## EXERCISE INSTRUCTIONS
List every line in the entries below that contains the string "glide".

## DATA FOR THE TASK
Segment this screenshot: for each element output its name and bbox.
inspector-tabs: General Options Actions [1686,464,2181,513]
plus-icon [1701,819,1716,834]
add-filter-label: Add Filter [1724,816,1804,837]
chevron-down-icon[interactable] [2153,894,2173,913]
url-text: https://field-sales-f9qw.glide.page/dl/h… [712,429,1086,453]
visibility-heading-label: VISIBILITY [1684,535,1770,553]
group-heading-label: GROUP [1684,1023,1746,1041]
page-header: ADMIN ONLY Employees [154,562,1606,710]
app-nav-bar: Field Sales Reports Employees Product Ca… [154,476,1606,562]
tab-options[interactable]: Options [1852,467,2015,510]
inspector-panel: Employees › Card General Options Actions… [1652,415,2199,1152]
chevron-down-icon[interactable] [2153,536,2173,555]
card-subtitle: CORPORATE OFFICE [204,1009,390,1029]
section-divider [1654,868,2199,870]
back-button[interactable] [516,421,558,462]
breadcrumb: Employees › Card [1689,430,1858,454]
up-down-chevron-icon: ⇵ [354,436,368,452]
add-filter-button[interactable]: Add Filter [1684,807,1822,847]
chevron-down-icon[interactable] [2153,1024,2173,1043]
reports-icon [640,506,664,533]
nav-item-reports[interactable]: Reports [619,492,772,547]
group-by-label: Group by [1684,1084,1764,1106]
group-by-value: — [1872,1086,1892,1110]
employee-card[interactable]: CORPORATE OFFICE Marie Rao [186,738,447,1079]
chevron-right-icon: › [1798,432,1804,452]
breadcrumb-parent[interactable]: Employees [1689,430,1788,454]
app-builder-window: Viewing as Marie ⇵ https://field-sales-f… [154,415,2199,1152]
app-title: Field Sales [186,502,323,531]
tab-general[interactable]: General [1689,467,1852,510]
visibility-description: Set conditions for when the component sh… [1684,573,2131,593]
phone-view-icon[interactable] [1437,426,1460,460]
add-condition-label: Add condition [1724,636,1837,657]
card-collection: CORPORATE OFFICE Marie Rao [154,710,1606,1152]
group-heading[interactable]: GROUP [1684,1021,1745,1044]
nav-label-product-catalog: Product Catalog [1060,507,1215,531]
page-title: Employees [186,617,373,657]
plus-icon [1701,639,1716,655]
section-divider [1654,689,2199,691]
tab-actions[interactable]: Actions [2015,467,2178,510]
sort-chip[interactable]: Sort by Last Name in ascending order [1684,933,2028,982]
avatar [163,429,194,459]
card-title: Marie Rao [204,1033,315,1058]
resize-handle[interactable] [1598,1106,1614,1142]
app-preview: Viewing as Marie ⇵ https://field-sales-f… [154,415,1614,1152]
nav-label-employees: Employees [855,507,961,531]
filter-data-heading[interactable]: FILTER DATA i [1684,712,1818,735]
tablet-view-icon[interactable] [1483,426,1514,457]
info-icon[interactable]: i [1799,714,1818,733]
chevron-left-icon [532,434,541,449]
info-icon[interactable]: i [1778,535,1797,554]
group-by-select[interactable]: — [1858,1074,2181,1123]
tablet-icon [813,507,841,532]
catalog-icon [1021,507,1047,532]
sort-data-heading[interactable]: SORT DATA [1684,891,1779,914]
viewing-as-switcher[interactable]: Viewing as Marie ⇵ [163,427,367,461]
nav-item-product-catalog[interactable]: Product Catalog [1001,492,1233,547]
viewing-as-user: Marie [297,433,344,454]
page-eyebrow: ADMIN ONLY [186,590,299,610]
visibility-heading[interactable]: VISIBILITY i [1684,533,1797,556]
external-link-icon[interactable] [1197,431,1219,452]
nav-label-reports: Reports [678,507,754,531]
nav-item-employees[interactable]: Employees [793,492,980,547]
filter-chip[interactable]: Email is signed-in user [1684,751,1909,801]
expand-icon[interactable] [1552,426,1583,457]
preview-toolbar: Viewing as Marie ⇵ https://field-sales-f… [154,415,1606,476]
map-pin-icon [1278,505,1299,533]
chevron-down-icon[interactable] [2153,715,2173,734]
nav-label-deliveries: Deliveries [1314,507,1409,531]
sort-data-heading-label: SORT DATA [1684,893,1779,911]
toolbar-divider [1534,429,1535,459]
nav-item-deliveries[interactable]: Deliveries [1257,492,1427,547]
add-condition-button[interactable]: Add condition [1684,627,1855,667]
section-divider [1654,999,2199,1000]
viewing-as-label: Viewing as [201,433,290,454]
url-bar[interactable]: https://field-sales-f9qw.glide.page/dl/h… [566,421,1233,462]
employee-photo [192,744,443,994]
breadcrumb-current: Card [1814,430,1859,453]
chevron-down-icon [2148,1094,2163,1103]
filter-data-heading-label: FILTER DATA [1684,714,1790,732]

## CORRECT OUTPUT
url-text: https://field-sales-f9qw.glide.page/dl/h… [712,429,1086,453]
url-bar[interactable]: https://field-sales-f9qw.glide.page/dl/h… [566,421,1233,462]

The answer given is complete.